> _Aim_
Can you reproduce the data beneath, keeping every line exact?

++++++

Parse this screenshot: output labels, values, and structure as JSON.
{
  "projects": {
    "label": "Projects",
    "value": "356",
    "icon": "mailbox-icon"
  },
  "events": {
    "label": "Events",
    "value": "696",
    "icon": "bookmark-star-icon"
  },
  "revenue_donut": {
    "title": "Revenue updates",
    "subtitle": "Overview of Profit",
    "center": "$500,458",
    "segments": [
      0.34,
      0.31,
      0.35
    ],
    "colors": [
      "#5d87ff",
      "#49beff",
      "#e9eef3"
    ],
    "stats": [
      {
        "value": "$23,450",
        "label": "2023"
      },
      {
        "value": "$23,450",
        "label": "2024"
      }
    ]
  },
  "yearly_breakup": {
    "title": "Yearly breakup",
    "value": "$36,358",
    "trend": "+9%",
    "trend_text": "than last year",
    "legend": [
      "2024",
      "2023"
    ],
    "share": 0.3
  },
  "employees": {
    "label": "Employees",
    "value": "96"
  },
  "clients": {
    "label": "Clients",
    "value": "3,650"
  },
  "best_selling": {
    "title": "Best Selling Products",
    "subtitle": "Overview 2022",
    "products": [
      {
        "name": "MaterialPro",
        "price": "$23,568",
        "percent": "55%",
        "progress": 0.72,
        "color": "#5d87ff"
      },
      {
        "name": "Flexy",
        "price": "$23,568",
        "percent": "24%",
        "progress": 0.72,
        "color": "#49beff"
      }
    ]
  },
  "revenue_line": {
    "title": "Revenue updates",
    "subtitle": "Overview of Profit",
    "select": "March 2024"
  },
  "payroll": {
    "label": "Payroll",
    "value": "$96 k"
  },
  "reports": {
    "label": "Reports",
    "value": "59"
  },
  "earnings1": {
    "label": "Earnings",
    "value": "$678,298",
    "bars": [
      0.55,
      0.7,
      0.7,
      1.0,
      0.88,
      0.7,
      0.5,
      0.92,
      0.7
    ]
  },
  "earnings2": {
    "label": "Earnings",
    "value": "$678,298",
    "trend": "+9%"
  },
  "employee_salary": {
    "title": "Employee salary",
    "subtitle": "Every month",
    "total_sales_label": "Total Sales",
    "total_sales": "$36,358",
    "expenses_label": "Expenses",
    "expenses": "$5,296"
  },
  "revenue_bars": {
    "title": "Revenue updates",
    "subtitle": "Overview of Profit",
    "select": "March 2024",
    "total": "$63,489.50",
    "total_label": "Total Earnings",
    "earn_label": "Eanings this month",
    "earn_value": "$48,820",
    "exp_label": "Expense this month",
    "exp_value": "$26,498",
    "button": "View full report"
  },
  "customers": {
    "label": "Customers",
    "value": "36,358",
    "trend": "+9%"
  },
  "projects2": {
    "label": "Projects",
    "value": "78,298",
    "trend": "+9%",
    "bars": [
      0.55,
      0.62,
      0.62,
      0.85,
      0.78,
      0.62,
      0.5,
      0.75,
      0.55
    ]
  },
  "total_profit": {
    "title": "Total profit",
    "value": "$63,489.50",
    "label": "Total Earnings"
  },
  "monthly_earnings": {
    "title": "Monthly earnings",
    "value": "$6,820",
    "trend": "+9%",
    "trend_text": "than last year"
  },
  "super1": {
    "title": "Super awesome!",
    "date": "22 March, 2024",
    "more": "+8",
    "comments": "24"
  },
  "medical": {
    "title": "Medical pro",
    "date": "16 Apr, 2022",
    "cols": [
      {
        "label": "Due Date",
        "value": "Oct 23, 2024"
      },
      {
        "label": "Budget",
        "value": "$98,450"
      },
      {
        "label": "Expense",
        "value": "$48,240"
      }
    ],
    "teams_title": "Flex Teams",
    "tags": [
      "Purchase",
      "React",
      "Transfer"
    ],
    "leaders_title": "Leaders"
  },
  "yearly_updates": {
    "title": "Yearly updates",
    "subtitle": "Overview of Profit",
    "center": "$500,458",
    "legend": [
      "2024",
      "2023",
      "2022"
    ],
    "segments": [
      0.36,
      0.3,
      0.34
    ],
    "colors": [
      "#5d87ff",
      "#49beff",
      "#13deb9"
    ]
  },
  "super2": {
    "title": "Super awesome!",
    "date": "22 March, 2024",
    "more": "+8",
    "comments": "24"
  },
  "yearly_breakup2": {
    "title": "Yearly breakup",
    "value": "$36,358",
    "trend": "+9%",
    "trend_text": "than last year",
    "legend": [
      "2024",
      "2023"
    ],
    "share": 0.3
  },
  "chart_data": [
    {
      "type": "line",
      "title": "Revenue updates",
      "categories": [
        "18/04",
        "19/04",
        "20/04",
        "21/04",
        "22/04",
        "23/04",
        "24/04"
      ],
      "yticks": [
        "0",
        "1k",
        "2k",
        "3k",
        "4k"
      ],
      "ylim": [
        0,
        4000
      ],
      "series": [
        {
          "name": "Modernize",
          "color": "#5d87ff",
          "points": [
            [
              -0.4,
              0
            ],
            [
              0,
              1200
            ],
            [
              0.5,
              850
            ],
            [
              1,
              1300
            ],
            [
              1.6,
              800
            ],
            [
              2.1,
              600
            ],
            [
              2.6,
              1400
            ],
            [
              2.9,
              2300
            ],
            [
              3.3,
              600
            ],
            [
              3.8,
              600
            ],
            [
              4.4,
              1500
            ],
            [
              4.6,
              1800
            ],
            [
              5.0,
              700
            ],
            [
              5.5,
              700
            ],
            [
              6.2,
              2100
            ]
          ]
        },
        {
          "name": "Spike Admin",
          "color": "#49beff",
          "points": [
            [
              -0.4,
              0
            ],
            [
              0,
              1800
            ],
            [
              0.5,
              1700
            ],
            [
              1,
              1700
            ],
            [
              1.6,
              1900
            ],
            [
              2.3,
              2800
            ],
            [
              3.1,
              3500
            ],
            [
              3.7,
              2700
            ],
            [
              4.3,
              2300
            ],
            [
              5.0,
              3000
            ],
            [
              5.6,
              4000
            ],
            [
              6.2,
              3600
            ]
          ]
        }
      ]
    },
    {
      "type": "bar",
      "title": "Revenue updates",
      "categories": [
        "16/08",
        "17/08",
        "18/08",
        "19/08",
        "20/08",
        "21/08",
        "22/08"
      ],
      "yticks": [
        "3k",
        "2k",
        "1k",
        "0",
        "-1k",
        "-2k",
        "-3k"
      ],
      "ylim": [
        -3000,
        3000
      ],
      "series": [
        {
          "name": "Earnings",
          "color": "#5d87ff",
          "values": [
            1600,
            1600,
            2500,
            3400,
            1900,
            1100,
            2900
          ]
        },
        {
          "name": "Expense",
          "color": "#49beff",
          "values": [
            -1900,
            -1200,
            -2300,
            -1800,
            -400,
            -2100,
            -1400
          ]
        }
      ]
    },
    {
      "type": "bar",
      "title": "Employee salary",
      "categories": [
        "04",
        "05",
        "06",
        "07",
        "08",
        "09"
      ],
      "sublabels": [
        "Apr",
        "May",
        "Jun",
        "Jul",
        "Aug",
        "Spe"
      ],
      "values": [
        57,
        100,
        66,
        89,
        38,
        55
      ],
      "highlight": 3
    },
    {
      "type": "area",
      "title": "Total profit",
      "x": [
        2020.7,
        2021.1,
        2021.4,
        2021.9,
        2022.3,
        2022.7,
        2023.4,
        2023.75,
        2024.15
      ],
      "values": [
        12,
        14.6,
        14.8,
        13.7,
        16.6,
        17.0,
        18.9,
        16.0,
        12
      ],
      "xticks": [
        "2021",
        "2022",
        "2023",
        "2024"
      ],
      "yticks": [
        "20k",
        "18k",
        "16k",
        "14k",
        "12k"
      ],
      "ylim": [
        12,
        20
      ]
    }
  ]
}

++++++

> _Answer to the exercise_
Parse this screenshot: output labels, values, and structure as JSON.
{
  "projects": {
    "label": "Projects",
    "value": "356",
    "icon": "mailbox-icon"
  },
  "events": {
    "label": "Events",
    "value": "696",
    "icon": "bookmark-star-icon"
  },
  "revenue_donut": {
    "title": "Revenue updates",
    "subtitle": "Overview of Profit",
    "center": "$500,458",
    "segments": [
      0.34,
      0.31,
      0.35
    ],
    "colors": [
      "#5d87ff",
      "#49beff",
      "#e9eef3"
    ],
    "stats": [
      {
        "value": "$23,450",
        "label": "2023"
      },
      {
        "value": "$23,450",
        "label": "2024"
      }
    ]
  },
  "yearly_breakup": {
    "title": "Yearly breakup",
    "value": "$36,358",
    "trend": "+9%",
    "trend_text": "than last year",
    "legend": [
      "2024",
      "2023"
    ],
    "share": 0.3
  },
  "employees": {
    "label": "Employees",
    "value": "96"
  },
  "clients": {
    "label": "Clients",
    "value": "3,650"
  },
  "best_selling": {
    "title": "Best Selling Products",
    "subtitle": "Overview 2022",
    "products": [
      {
        "name": "MaterialPro",
        "price": "$23,568",
        "percent": "55%",
        "progress": 0.72,
        "color": "#5d87ff"
      },
      {
        "name": "Flexy",
        "price": "$23,568",
        "percent": "24%",
        "progress": 0.72,
        "color": "#49beff"
      }
    ]
  },
  "revenue_line": {
    "title": "Revenue updates",
    "subtitle": "Overview of Profit",
    "select": "March 2024"
  },
  "payroll": {
    "label": "Payroll",
    "value": "$96 k"
  },
  "reports": {
    "label": "Reports",
    "value": "59"
  },
  "earnings1": {
    "label": "Earnings",
    "value": "$678,298",
    "bars": [
      0.55,
      0.7,
      0.7,
      1.0,
      0.88,
      0.7,
      0.5,
      0.92,
      0.7
    ]
  },
  "earnings2": {
    "label": "Earnings",
    "value": "$678,298",
    "trend": "+9%"
  },
  "employee_salary": {
    "title": "Employee salary",
    "subtitle": "Every month",
    "total_sales_label": "Total Sales",
    "total_sales": "$36,358",
    "expenses_label": "Expenses",
    "expenses": "$5,296"
  },
  "revenue_bars": {
    "title": "Revenue updates",
    "subtitle": "Overview of Profit",
    "select": "March 2024",
    "total": "$63,489.50",
    "total_label": "Total Earnings",
    "earn_label": "Eanings this month",
    "earn_value": "$48,820",
    "exp_label": "Expense this month",
    "exp_value": "$26,498",
    "button": "View full report"
  },
  "customers": {
    "label": "Customers",
    "value": "36,358",
    "trend": "+9%"
  },
  "projects2": {
    "label": "Projects",
    "value": "78,298",
    "trend": "+9%",
    "bars": [
      0.55,
      0.62,
      0.62,
      0.85,
      0.78,
      0.62,
      0.5,
      0.75,
      0.55
    ]
  },
  "total_profit": {
    "title": "Total profit",
    "value": "$63,489.50",
    "label": "Total Earnings"
  },
  "monthly_earnings": {
    "title": "Monthly earnings",
    "value": "$6,820",
    "trend": "+9%",
    "trend_text": "than last year"
  },
  "super1": {
    "title": "Super awesome!",
    "date": "22 March, 2024",
    "more": "+8",
    "comments": "24"
  },
  "medical": {
    "title": "Medical pro",
    "date": "16 Apr, 2022",
    "cols": [
      {
        "label": "Due Date",
        "value": "Oct 23, 2024"
      },
      {
        "label": "Budget",
        "value": "$98,450"
      },
      {
        "label": "Expense",
        "value": "$48,240"
      }
    ],
    "teams_title": "Flex Teams",
    "tags": [
      "Purchase",
      "React",
      "Transfer"
    ],
    "leaders_title": "Leaders"
  },
  "yearly_updates": {
    "title": "Yearly updates",
    "subtitle": "Overview of Profit",
    "center": "$500,458",
    "legend": [
      "2024",
      "2023",
      "2022"
    ],
    "segments": [
      0.36,
      0.3,
      0.34
    ],
    "colors": [
      "#5d87ff",
      "#49beff",
      "#13deb9"
    ]
  },
  "super2": {
    "title": "Super awesome!",
    "date": "22 March, 2024",
    "more": "+8",
    "comments": "24"
  },
  "yearly_breakup2": {
    "title": "Yearly breakup",
    "value": "$36,358",
    "trend": "+9%",
    "trend_text": "than last year",
    "legend": [
      "2024",
      "2023"
    ],
    "share": 0.3
  },
  "chart_data": [
    {
      "type": "line",
      "title": "Revenue updates",
      "categories": [
        "18/04",
        "19/04",
        "20/04",
        "21/04",
        "22/04",
        "23/04",
        "24/04"
      ],
      "yticks": [
        "0",
        "1k",
        "2k",
        "3k",
        "4k"
      ],
      "ylim": [
        0,
        4000
      ],
      "series": [
        {
          "name": "Modernize",
          "color": "#5d87ff",
          "points": [
            [
              -0.4,
              0
            ],
            [
              0,
              1200
            ],
            [
              0.5,
              850
            ],
            [
              1,
              1300
            ],
            [
              1.6,
              800
            ],
            [
              2.1,
              600
            ],
            [
              2.6,
              1400
            ],
            [
              2.9,
              2300
            ],
            [
              3.3,
              600
            ],
            [
              3.8,
              600
            ],
            [
              4.4,
              1500
            ],
            [
              4.6,
              1800
            ],
            [
              5.0,
              700
            ],
            [
              5.5,
              700
            ],
            [
              6.2,
              2100
            ]
          ]
        },
        {
          "name": "Spike Admin",
          "color": "#49beff",
          "points": [
            [
              -0.4,
              0
            ],
            [
              0,
              1800
            ],
            [
              0.5,
              1700
            ],
            [
              1,
              1700
            ],
            [
              1.6,
              1900
            ],
            [
              2.3,
              2800
            ],
            [
              3.1,
              3500
            ],
            [
              3.7,
              2700
            ],
            [
              4.3,
              2300
            ],
            [
              5.0,
              3000
            ],
            [
              5.6,
              4000
            ],
            [
              6.2,
              3600
            ]
          ]
        }
      ]
    },
    {
      "type": "bar",
      "title": "Revenue updates",
      "categories": [
        "16/08",
        "17/08",
        "18/08",
        "19/08",
        "20/08",
        "21/08",
        "22/08"
      ],
      "yticks": [
        "3k",
        "2k",
        "1k",
        "0",
        "-1k",
        "-2k",
        "-3k"
      ],
      "ylim": [
        -3000,
        3000
      ],
      "series": [
        {
          "name": "Earnings",
          "color": "#5d87ff",
          "values": [
            1600,
            1600,
            2500,
            3400,
            1900,
            1100,
            2900
          ]
        },
        {
          "name": "Expense",
          "color": "#49beff",
          "values": [
            -1900,
            -1200,
            -2300,
            -1800,
            -400,
            -2100,
            -1400
          ]
        }
      ]
    },
    {
      "type": "bar",
      "title": "Employee salary",
      "categories": [
        "04",
        "05",
        "06",
        "07",
        "08",
        "09"
      ],
      "sublabels": [
        "Apr",
        "May",
        "Jun",
        "Jul",
        "Aug",
        "Spe"
      ],
      "values": [
        57,
        100,
        66,
        89,
        38,
        55
      ],
      "highlight": 3
    },
    {
      "type": "area",
      "title": "Total profit",
      "x": [
        2020.7,
        2021.1,
        2021.4,
        2021.9,
        2022.3,
        2022.7,
        2023.4,
        2023.75,
        2024.15
      ],
      "values": [
        12,
        14.6,
        14.8,
        13.7,
        16.6,
        17.0,
        18.9,
        16.0,
        12
      ],
      "xticks": [
        "2021",
        "2022",
        "2023",
        "2024"
      ],
      "yticks": [
        "20k",
        "18k",
        "16k",
        "14k",
        "12k"
      ],
      "ylim": [
        12,
        20
      ]
    }
  ]
}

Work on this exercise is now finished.